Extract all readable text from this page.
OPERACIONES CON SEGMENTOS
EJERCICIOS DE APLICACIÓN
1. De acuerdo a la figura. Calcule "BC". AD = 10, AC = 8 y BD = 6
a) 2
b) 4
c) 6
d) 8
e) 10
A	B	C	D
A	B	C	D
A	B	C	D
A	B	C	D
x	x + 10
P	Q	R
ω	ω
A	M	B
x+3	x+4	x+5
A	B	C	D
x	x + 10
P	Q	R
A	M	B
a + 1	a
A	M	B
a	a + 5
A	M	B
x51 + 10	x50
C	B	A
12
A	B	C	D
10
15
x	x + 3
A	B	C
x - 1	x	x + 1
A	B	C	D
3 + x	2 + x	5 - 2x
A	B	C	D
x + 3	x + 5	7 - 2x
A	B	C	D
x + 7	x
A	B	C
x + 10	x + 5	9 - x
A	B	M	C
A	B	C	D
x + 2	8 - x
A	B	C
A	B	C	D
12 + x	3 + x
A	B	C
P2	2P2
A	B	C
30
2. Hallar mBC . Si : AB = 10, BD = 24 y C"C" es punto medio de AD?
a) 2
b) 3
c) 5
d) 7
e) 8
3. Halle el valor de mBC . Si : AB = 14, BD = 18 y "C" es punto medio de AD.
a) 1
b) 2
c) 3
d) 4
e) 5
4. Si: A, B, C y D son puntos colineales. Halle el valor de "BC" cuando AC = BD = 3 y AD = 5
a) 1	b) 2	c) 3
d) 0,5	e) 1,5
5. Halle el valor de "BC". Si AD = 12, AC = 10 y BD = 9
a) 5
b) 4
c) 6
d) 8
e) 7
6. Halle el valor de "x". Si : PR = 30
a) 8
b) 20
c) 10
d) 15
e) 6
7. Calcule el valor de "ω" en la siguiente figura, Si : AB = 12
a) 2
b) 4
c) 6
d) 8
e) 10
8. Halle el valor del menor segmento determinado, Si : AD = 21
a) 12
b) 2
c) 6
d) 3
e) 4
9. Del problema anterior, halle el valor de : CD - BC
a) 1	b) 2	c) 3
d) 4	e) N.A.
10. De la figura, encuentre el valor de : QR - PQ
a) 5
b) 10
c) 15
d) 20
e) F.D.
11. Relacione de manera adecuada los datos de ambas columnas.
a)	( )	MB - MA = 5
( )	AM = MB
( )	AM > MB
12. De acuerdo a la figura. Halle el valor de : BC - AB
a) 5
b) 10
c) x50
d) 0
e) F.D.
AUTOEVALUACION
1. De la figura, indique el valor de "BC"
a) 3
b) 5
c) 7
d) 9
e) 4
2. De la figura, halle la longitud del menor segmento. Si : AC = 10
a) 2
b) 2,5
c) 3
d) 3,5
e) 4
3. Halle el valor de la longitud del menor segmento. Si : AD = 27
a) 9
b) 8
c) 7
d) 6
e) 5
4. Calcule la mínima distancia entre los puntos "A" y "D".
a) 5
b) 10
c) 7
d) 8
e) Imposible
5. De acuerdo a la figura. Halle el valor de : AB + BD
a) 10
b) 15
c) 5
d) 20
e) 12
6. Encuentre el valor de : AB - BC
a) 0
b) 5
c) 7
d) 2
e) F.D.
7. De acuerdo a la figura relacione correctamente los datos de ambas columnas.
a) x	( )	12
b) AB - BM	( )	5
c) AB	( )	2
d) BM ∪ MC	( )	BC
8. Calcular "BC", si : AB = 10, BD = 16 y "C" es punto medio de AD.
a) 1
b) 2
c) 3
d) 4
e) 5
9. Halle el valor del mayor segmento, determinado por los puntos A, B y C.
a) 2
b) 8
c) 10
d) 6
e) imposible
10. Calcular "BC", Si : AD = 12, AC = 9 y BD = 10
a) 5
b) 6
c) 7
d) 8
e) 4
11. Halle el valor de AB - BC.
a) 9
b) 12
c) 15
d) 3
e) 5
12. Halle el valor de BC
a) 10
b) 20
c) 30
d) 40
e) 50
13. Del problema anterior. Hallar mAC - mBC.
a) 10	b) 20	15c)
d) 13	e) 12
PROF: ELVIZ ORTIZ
********
Copy each line from the data above that includes "figura".

1. De acuerdo a la figura. Calcule "BC". AD = 10, AC = 8 y BD = 6
7. Calcule el valor de "ω" en la siguiente figura, Si : AB = 12
10. De la figura, encuentre el valor de : QR - PQ
12. De acuerdo a la figura. Halle el valor de : BC - AB
1. De la figura, indique el valor de "BC"
2. De la figura, halle la longitud del menor segmento. Si : AC = 10
5. De acuerdo a la figura. Halle el valor de : AB + BD
7. De acuerdo a la figura relacione correctamente los datos de ambas columnas.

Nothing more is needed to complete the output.